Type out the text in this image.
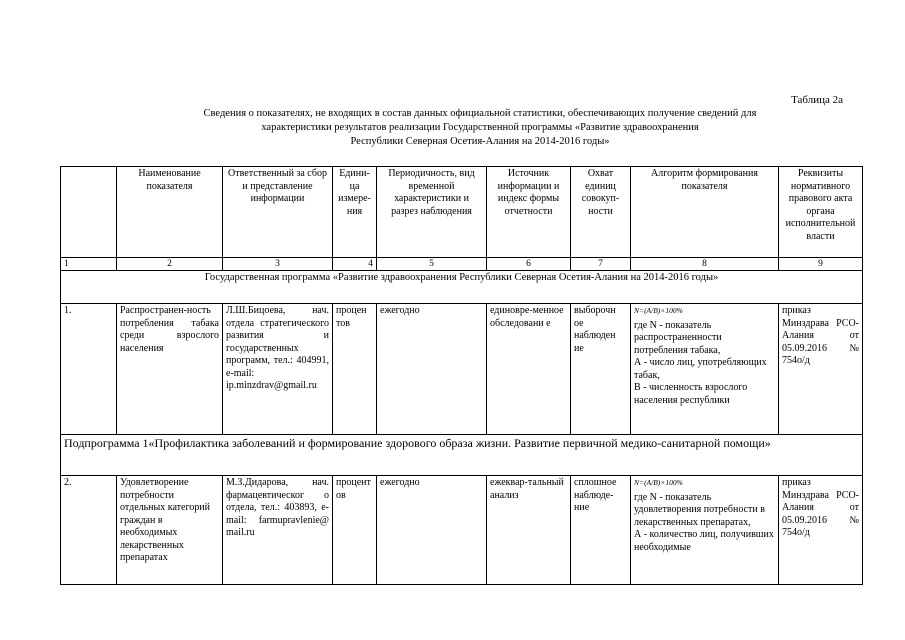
Таблица 2а
Сведения о показателях, не входящих в состав данных официальной статистики, обеспечивающих получение сведений для
характеристики результатов реализации Государственной программы «Развитие здравоохранения
Республики Северная Осетия-Алания на 2014-2016 годы»
	Наименование показателя	Ответственный за сбор и представление информации	Едини-ца измере-ния	Периодичность, вид временной характеристики и разрез наблюдения	Источник информации и индекс формы отчетности	Охват единиц совокуп-ности	Алгоритм формирования показателя	Реквизиты нормативного правового акта органа исполнительной власти
1	2	3	4	5	6	7	8	9
Государственная программа «Развитие здравоохранения Республики Северная Осетия-Алания на 2014-2016 годы»								
1.	Распространен-ность потребления табака среди взрослого населения	Л.Ш.Бицоева, нач. отдела стратегического развития и государственных программ, тел.: 404991, e-mail: ip.minzdrav@gmail.ru	процен тов	ежегодно	единовре-менное обследовани е	выборочн ое наблюден ие	N=(A/B)×100%
где N - показатель распространенности потребления табака,
А - число лиц, употребляющих табак,
В - численность взрослого населения республики	приказ Минздрава РСО-Алания от 05.09.2016 № 754о/д
Подпрограмма 1«Профилактика заболеваний и формирование здорового образа жизни. Развитие первичной медико-санитарной помощи»								
2.	Удовлетворение потребности отдельных категорий граждан в необходимых лекарственных препаратах	М.З.Дидарова, нач. фармацевтическог о отдела, тел.: 403893, e-mail: farmupravlenie@ mail.ru	процент ов	ежегодно	ежеквар-тальный анализ	сплошное наблюде-ние	N=(A/B)×100%
где N - показатель удовлетворения потребности в лекарственных препаратах,
А - количество лиц, получивших необходимые	приказ Минздрава РСО-Алания от 05.09.2016 № 754о/д
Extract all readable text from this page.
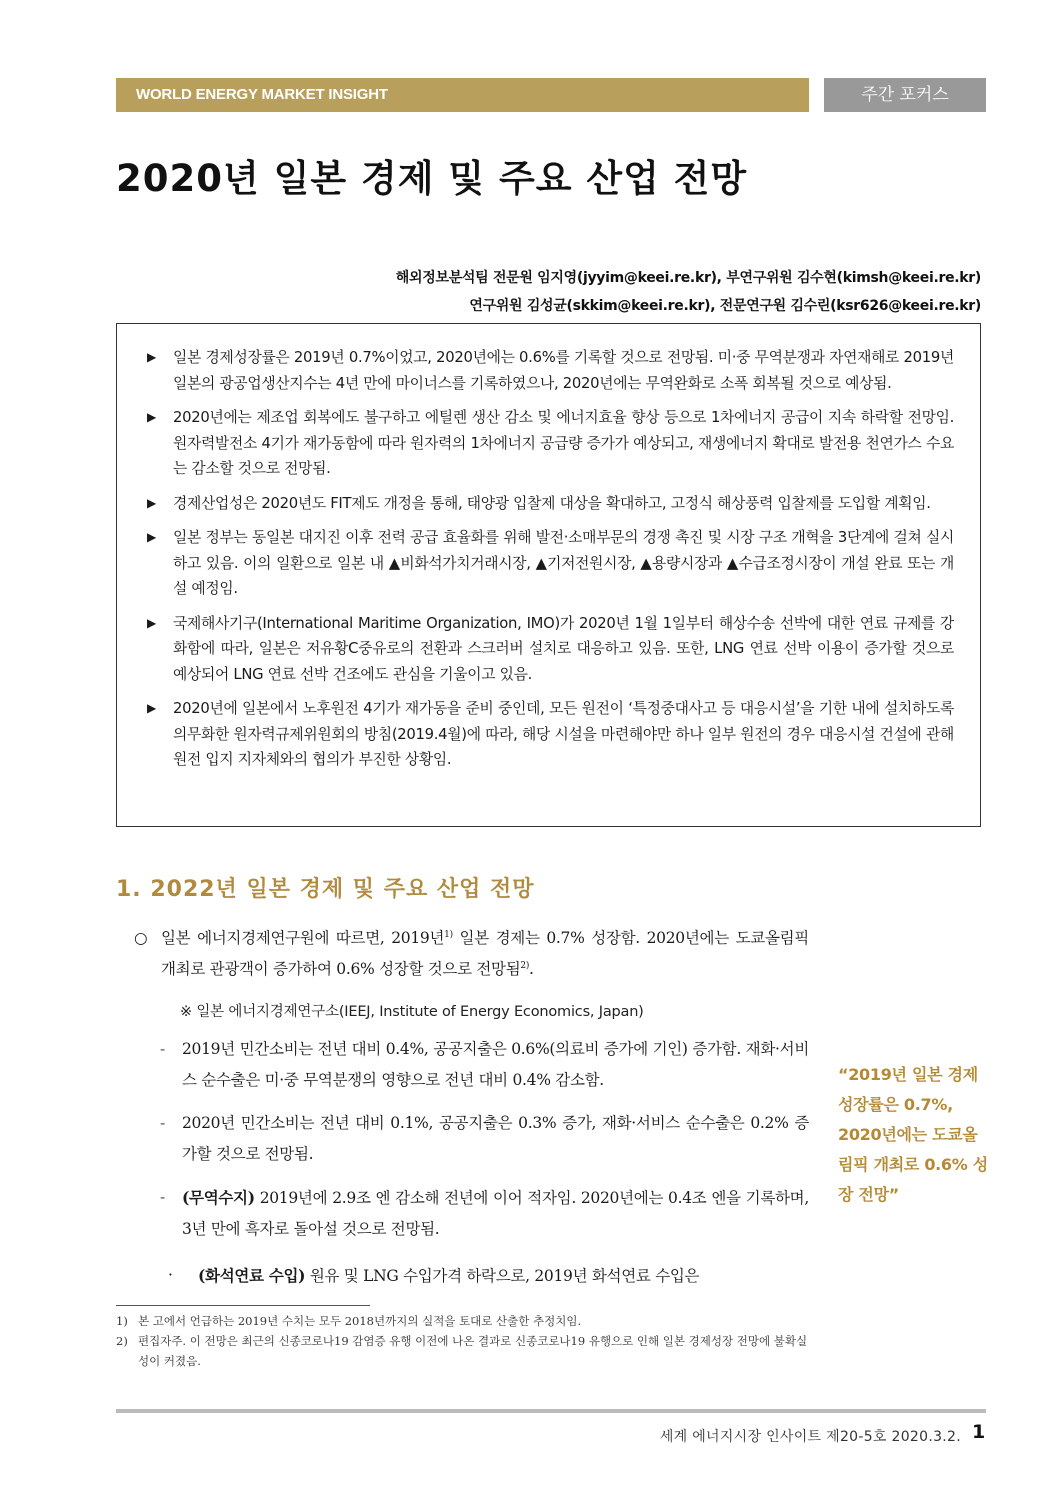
WORLD ENERGY MARKET INSIGHT	주간 포커스
2020년 일본 경제 및 주요 산업 전망
해외정보분석팀 전문원 임지영(jyyim@keei.re.kr), 부연구위원 김수현(kimsh@keei.re.kr)
연구위원 김성균(skkim@keei.re.kr), 전문연구원 김수린(ksr626@keei.re.kr)
▶ 일본 경제성장률은 2019년 0.7%이었고, 2020년에는 0.6%를 기록할 것으로 전망됨. 미·중 무역분쟁과 자연재해로 2019년 일본의 광공업생산지수는 4년 만에 마이너스를 기록하였으나, 2020년에는 무역완화로 소폭 회복될 것으로 예상됨.
▶ 2020년에는 제조업 회복에도 불구하고 에틸렌 생산 감소 및 에너지효율 향상 등으로 1차에너지 공급이 지속 하락할 전망임. 원자력발전소 4기가 재가동함에 따라 원자력의 1차에너지 공급량 증가가 예상되고, 재생에너지 확대로 발전용 천연가스 수요는 감소할 것으로 전망됨.
▶ 경제산업성은 2020년도 FIT제도 개정을 통해, 태양광 입찰제 대상을 확대하고, 고정식 해상풍력 입찰제를 도입할 계획임.
▶ 일본 정부는 동일본 대지진 이후 전력 공급 효율화를 위해 발전·소매부문의 경쟁 촉진 및 시장 구조 개혁을 3단계에 걸쳐 실시하고 있음. 이의 일환으로 일본 내 ▲비화석가치거래시장, ▲기저전원시장, ▲용량시장과 ▲수급조정시장이 개설 완료 또는 개설 예정임.
▶ 국제해사기구(International Maritime Organization, IMO)가 2020년 1월 1일부터 해상수송 선박에 대한 연료 규제를 강화함에 따라, 일본은 저유황C중유로의 전환과 스크러버 설치로 대응하고 있음. 또한, LNG 연료 선박 이용이 증가할 것으로 예상되어 LNG 연료 선박 건조에도 관심을 기울이고 있음.
▶ 2020년에 일본에서 노후원전 4기가 재가동을 준비 중인데, 모든 원전이 ‘특정중대사고 등 대응시설’을 기한 내에 설치하도록 의무화한 원자력규제위원회의 방침(2019.4월)에 따라, 해당 시설을 마련해야만 하나 일부 원전의 경우 대응시설 건설에 관해 원전 입지 지자체와의 협의가 부진한 상황임.
1. 2022년 일본 경제 및 주요 산업 전망
○ 일본 에너지경제연구원에 따르면, 2019년$^{1)}$ 일본 경제는 0.7% 성장함. 2020년에는 도쿄올림픽 개최로 관광객이 증가하여 0.6% 성장할 것으로 전망됨$^{2)}$.
※ 일본 에너지경제연구소(IEEJ, Institute of Energy Economics, Japan)
-	2019년 민간소비는 전년 대비 0.4%, 공공지출은 0.6%(의료비 증가에 기인) 증가함. 재화·서비스 순수출은 미·중 무역분쟁의 영향으로 전년 대비 0.4% 감소함.
-	2020년 민간소비는 전년 대비 0.1%, 공공지출은 0.3% 증가, 재화·서비스 순수출은 0.2% 증가할 것으로 전망됨.
-	(무역수지) 2019년에 2.9조 엔 감소해 전년에 이어 적자임. 2020년에는 0.4조 엔을 기록하며, 3년 만에 흑자로 돌아설 것으로 전망됨.
·	(화석연료 수입) 원유 및 LNG 수입가격 하락으로, 2019년 화석연료 수입은
“2019년 일본 경제성장률은 0.7%, 2020년에는 도쿄올림픽 개최로 0.6% 성장 전망”
1) 본 고에서 언급하는 2019년 수치는 모두 2018년까지의 실적을 토대로 산출한 추정치임.
2) 편집자주. 이 전망은 최근의 신종코로나19 감염증 유행 이전에 나온 결과로 신종코로나19 유행으로 인해 일본 경제성장 전망에 불확실성이 커졌음.
세계 에너지시장 인사이트 제20-5호 2020.3.2. 1
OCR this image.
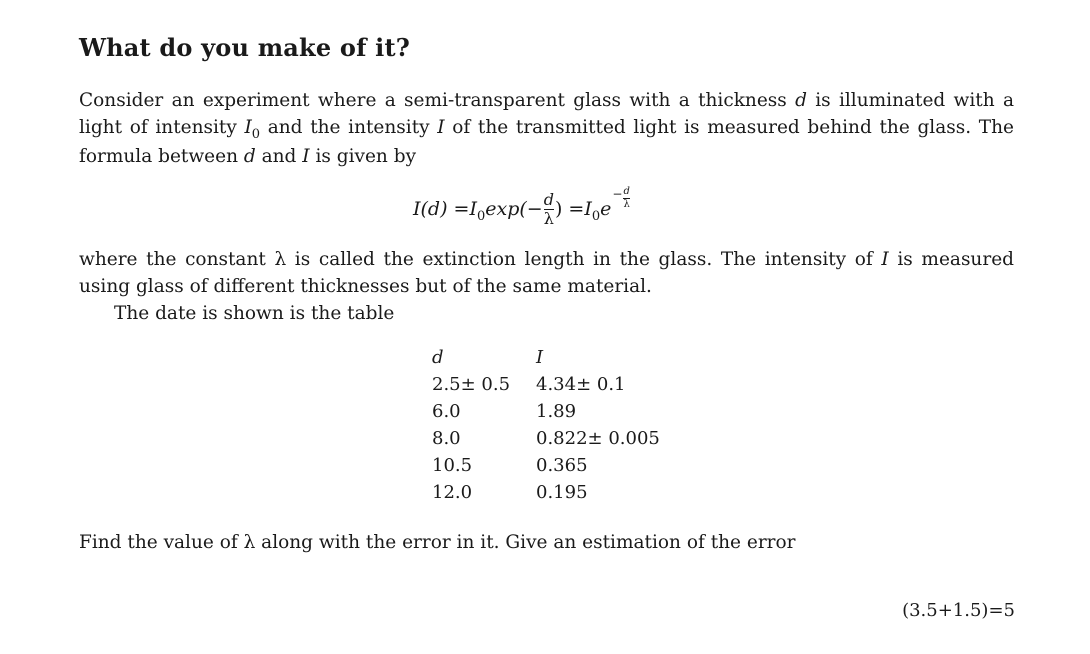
What do you make of it?
Consider an experiment where a semi-transparent glass with a thickness d is illuminated with a light of intensity $I_0$ and the intensity I of the transmitted light is measured behind the glass. The formula between d and I is given by
$I(d) = I_0$ $\exp(- \frac{d}{\lambda}$ ) = $I_0$ e
− $\frac{d}{\lambda}$
where the constant λ is called the extinction length in the glass. The intensity of I is measured using glass of different thicknesses but of the same material.
The date is shown is the table
d	I
2.5± 0.5	4.34± 0.1
6.0	1.89
8.0	0.822± 0.005
10.5	0.365
12.0	0.195
Find the value of λ along with the error in it. Give an estimation of the error
(3.5+1.5)=5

::::

● AIM OF THE EXERCISE:
Locate all lines in the listing above with the word "лекарственных". Copy them.

● EXERCISE RESPONSE:
2.	Удовлетворение потребности отдельных категорий граждан в необходимых лекарственных препаратах	М.З.Дидарова, нач. фармацевтическог о отдела, тел.: 403893, e-mail: farmupravlenie@ mail.ru	процент ов	ежегодно	ежеквар-тальный анализ	сплошное наблюде-ние	N=(A/B)×100%
где N - показатель удовлетворения потребности в лекарственных препаратах,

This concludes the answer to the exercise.